begin Data for this exercise

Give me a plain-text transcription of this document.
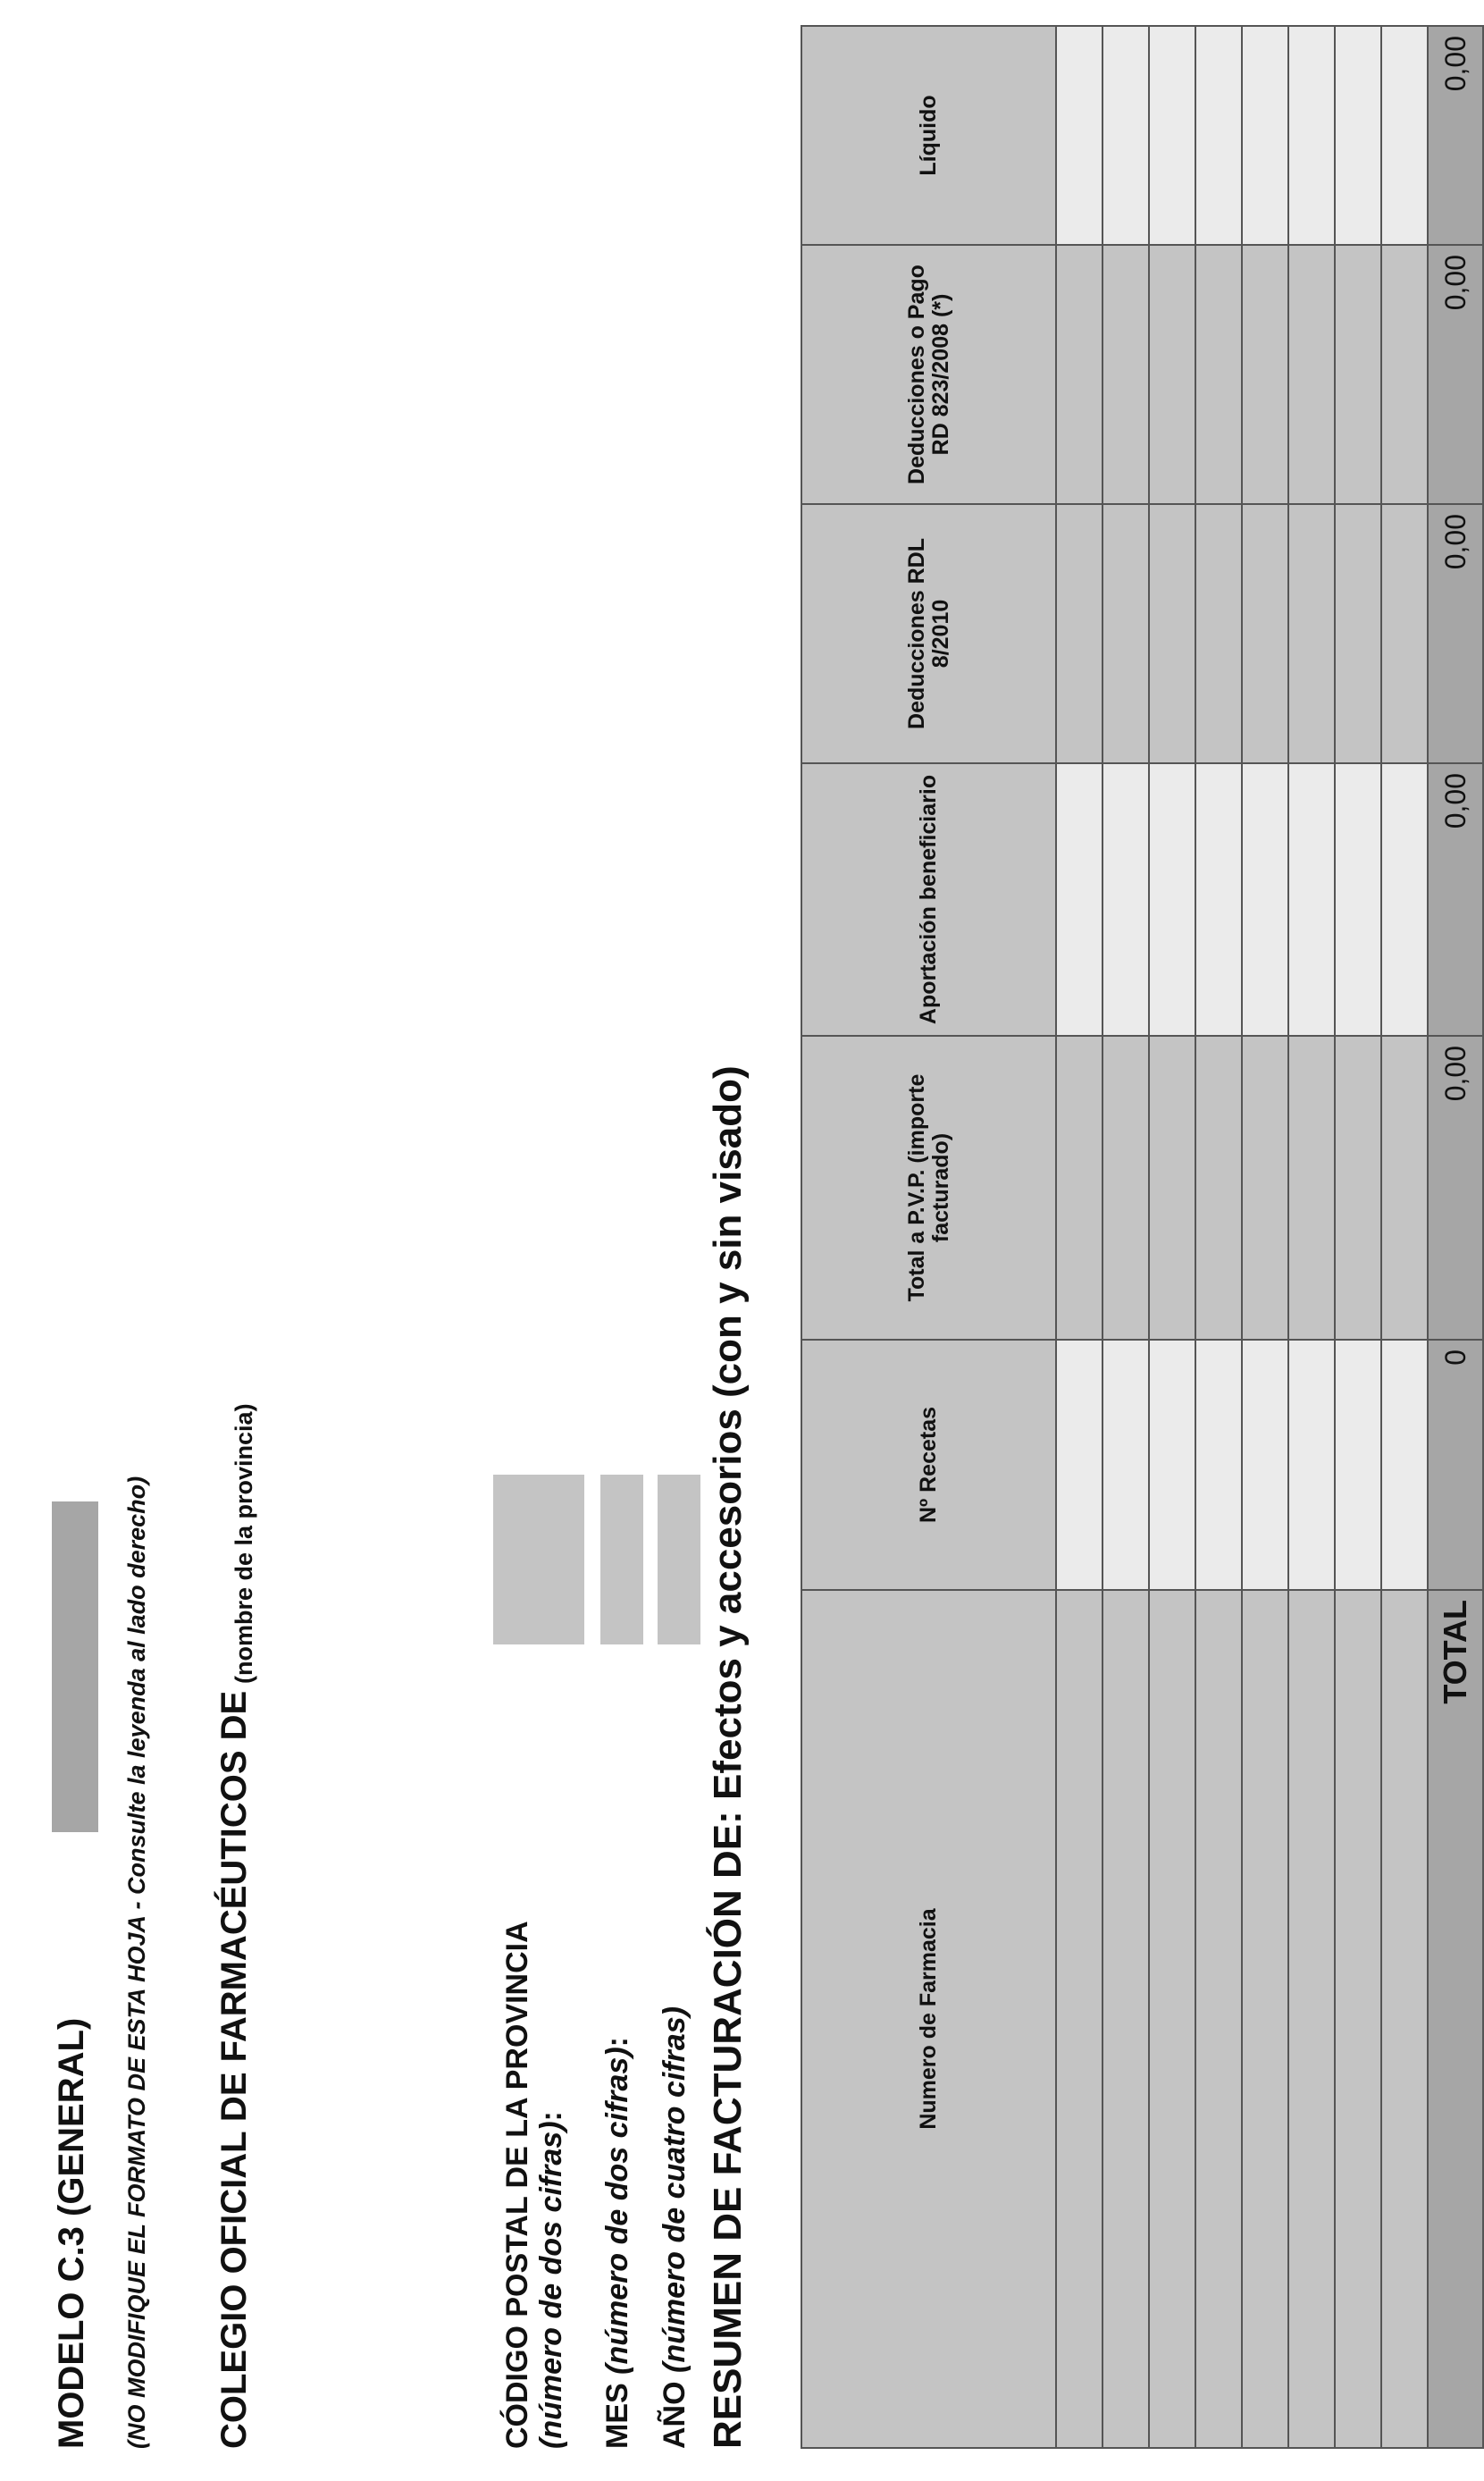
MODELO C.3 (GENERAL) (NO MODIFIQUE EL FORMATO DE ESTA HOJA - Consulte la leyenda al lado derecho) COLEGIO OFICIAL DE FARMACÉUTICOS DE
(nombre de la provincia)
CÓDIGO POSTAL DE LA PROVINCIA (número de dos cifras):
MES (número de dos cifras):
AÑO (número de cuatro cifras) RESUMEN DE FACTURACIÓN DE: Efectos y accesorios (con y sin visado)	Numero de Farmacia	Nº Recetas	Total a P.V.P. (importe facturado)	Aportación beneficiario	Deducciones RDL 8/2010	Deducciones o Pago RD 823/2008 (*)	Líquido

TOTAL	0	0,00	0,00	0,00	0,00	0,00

end Data for this exercise
begin Data for this exercise

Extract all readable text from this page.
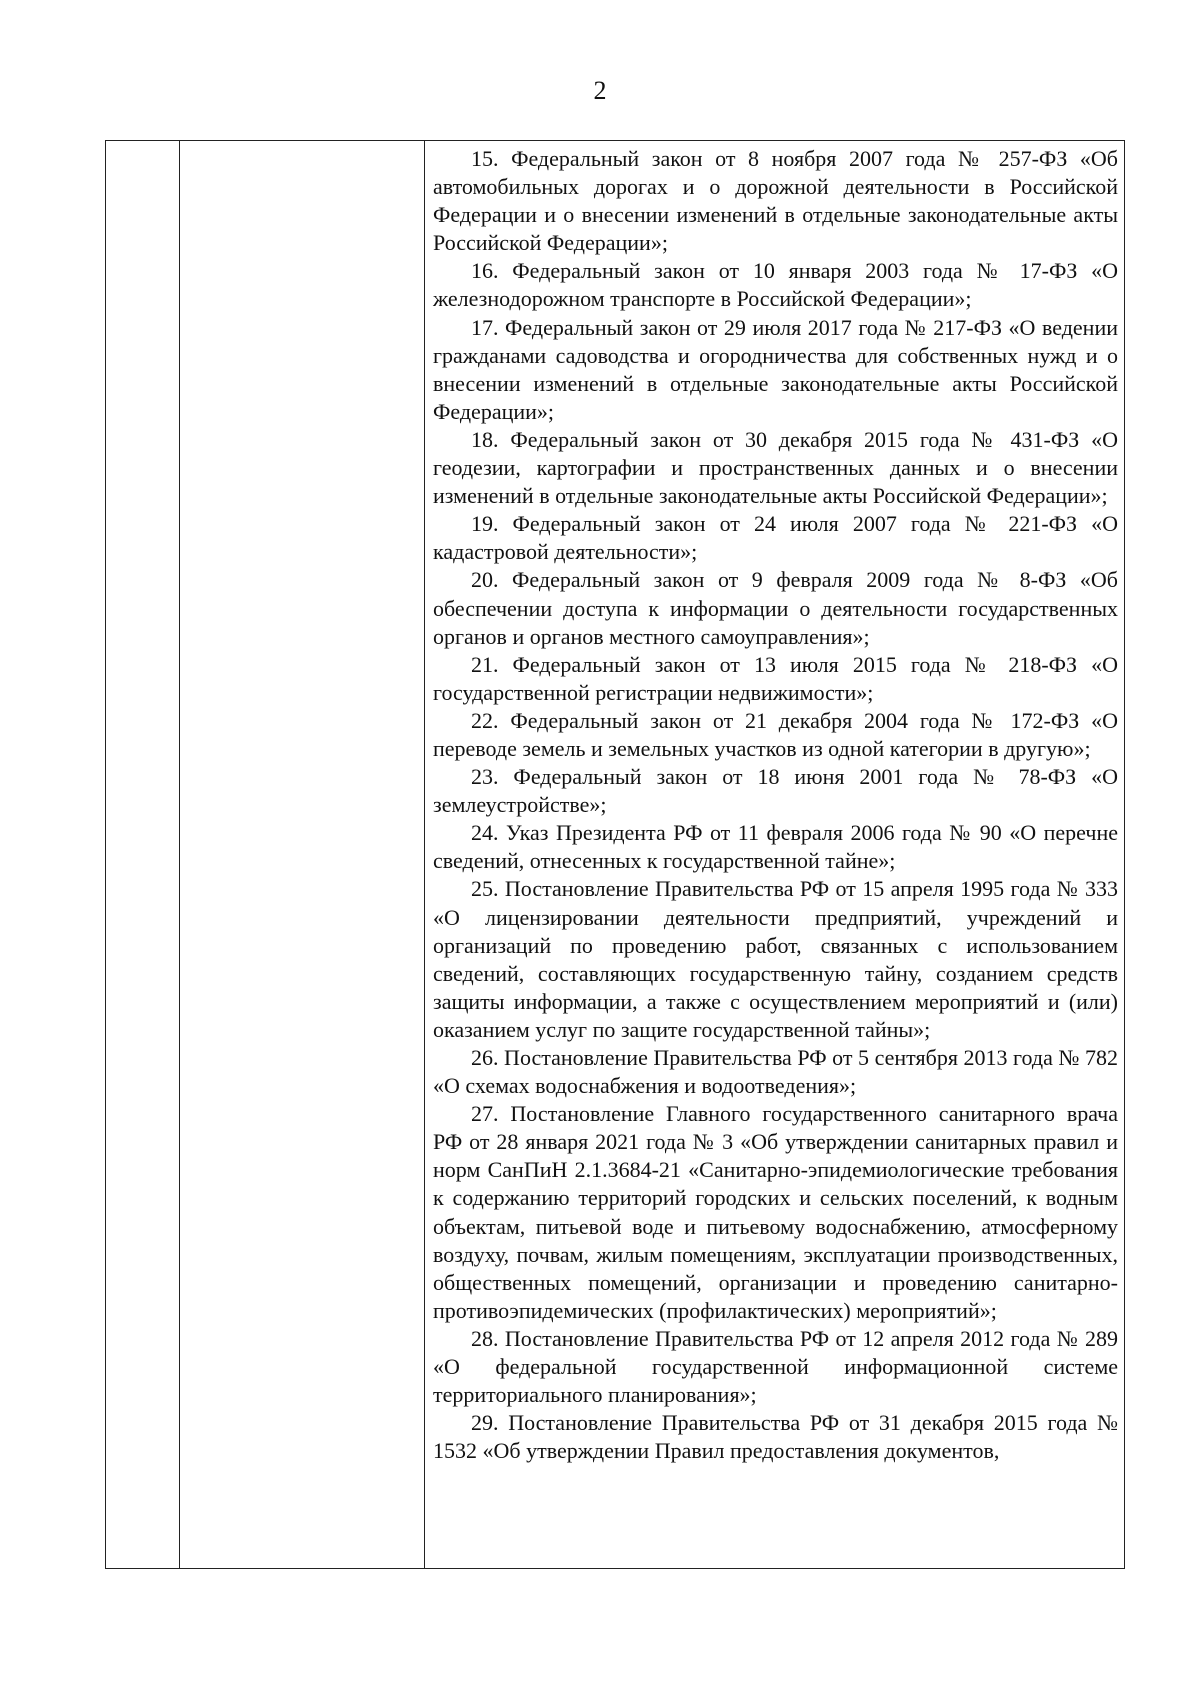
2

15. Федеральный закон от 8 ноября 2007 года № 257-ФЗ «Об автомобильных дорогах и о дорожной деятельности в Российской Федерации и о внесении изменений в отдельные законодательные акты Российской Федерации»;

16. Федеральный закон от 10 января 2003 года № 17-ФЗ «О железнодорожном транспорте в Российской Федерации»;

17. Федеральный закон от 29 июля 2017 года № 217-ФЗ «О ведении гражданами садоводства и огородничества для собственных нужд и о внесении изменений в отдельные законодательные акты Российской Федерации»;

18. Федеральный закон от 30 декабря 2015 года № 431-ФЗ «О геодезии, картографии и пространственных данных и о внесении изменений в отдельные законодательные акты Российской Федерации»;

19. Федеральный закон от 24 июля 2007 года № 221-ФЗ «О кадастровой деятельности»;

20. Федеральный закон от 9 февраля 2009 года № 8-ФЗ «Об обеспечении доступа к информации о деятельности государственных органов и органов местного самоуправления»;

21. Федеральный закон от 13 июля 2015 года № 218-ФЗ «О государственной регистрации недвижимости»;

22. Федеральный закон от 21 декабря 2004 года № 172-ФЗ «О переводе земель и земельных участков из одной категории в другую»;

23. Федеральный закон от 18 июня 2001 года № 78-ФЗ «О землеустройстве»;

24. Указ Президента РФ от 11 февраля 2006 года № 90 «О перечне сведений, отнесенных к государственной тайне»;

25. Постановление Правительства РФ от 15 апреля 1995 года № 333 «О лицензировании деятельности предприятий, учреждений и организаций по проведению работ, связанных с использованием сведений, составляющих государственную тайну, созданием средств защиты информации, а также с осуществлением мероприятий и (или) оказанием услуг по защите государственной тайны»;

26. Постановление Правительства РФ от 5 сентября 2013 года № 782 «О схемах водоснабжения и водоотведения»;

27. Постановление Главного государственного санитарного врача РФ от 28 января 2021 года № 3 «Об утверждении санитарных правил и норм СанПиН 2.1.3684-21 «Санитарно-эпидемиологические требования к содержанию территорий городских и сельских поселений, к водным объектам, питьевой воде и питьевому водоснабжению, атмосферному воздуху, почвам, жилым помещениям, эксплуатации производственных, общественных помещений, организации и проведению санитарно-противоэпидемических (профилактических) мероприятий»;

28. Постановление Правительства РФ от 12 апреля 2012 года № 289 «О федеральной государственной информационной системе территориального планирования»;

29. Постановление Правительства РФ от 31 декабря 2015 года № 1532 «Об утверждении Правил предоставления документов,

end Data for this exercise

The request = Report only how many lines of the listing hold the word "cifras".

Problem solution = 3